# [YOUR INSTRUCTIONS]
Pick out the lines in the listing below that contain the word "this" and copy them.

# [RECORDS SHOWN]
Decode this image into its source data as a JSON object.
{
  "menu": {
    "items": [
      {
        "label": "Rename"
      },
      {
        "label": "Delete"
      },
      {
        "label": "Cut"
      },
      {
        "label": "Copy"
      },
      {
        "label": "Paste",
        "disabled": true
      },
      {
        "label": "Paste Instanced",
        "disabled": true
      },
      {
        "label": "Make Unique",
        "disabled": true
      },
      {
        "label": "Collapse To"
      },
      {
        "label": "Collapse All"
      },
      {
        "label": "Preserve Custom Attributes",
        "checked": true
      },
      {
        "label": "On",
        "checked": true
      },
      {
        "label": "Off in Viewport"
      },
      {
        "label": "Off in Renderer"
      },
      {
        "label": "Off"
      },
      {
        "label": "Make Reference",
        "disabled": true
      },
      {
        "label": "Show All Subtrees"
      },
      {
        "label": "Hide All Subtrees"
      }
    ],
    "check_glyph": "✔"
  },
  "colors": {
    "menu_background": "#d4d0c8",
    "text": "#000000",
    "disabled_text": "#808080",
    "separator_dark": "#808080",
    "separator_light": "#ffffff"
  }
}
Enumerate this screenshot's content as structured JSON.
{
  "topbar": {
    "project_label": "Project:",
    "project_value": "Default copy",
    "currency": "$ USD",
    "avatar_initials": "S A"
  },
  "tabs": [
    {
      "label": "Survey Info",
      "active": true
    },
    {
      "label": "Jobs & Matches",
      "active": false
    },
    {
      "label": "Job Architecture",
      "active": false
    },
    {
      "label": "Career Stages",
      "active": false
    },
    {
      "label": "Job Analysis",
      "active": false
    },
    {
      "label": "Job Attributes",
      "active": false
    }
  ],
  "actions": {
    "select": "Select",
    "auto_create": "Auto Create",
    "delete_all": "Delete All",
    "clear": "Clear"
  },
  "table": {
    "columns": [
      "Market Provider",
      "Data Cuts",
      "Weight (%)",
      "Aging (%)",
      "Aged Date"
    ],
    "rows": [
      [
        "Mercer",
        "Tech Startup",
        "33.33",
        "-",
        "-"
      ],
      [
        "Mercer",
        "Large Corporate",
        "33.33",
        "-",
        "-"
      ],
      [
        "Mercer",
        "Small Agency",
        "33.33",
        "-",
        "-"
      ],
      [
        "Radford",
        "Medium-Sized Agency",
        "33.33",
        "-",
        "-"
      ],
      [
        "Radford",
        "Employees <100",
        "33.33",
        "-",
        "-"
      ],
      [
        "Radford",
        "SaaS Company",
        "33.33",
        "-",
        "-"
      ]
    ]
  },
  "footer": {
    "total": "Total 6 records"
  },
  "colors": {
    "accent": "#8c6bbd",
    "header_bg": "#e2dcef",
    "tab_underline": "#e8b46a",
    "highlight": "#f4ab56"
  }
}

# [RESULT OF THE EXERCISE]
Decode this image into its source data as a JSON object.
Enumerate this screenshot's content as structured JSON.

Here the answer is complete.